**MATERIAL TO PROCESS**
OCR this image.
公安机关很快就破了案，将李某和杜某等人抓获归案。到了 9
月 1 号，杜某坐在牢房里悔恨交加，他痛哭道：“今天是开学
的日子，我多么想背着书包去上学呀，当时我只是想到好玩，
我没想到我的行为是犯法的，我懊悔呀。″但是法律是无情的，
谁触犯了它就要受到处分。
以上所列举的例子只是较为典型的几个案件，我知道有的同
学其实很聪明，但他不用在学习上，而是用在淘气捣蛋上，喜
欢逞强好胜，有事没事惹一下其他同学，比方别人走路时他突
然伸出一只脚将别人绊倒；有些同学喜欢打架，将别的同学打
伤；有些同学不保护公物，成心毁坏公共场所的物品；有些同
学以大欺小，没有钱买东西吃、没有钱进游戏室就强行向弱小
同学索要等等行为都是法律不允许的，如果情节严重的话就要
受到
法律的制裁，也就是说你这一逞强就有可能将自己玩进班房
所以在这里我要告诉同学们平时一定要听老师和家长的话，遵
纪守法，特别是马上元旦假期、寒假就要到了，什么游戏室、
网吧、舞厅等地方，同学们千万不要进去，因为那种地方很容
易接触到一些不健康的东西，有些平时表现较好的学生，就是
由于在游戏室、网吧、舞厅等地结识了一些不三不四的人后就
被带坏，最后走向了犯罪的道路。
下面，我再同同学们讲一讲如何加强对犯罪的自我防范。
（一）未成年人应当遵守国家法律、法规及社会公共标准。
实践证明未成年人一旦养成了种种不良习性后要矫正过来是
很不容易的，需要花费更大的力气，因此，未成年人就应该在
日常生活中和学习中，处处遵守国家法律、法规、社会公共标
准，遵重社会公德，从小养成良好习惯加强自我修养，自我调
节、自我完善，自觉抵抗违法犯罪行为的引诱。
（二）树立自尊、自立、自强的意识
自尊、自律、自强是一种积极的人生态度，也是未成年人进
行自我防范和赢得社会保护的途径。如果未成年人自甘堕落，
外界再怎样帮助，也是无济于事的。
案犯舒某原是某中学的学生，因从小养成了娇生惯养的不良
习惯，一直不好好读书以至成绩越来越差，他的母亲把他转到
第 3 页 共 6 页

**DO THIS**
Quote each line of the listing above exactly.

**TASK SOLUTION**
OCR this image.
公安机关很快就破了案，将李某和杜某等人抓获归案。到了 9
月 1 号，杜某坐在牢房里悔恨交加，他痛哭道：“今天是开学
的日子，我多么想背着书包去上学呀，当时我只是想到好玩，
我没想到我的行为是犯法的，我懊悔呀。″但是法律是无情的，
谁触犯了它就要受到处分。
以上所列举的例子只是较为典型的几个案件，我知道有的同
学其实很聪明，但他不用在学习上，而是用在淘气捣蛋上，喜
欢逞强好胜，有事没事惹一下其他同学，比方别人走路时他突
然伸出一只脚将别人绊倒；有些同学喜欢打架，将别的同学打
伤；有些同学不保护公物，成心毁坏公共场所的物品；有些同
学以大欺小，没有钱买东西吃、没有钱进游戏室就强行向弱小
同学索要等等行为都是法律不允许的，如果情节严重的话就要
受到
法律的制裁，也就是说你这一逞强就有可能将自己玩进班房
所以在这里我要告诉同学们平时一定要听老师和家长的话，遵
纪守法，特别是马上元旦假期、寒假就要到了，什么游戏室、
网吧、舞厅等地方，同学们千万不要进去，因为那种地方很容
易接触到一些不健康的东西，有些平时表现较好的学生，就是
由于在游戏室、网吧、舞厅等地结识了一些不三不四的人后就
被带坏，最后走向了犯罪的道路。
下面，我再同同学们讲一讲如何加强对犯罪的自我防范。
（一）未成年人应当遵守国家法律、法规及社会公共标准。
实践证明未成年人一旦养成了种种不良习性后要矫正过来是
很不容易的，需要花费更大的力气，因此，未成年人就应该在
日常生活中和学习中，处处遵守国家法律、法规、社会公共标
准，遵重社会公德，从小养成良好习惯加强自我修养，自我调
节、自我完善，自觉抵抗违法犯罪行为的引诱。
（二）树立自尊、自立、自强的意识
自尊、自律、自强是一种积极的人生态度，也是未成年人进
行自我防范和赢得社会保护的途径。如果未成年人自甘堕落，
外界再怎样帮助，也是无济于事的。
案犯舒某原是某中学的学生，因从小养成了娇生惯养的不良
习惯，一直不好好读书以至成绩越来越差，他的母亲把他转到
第 3 页 共 6 页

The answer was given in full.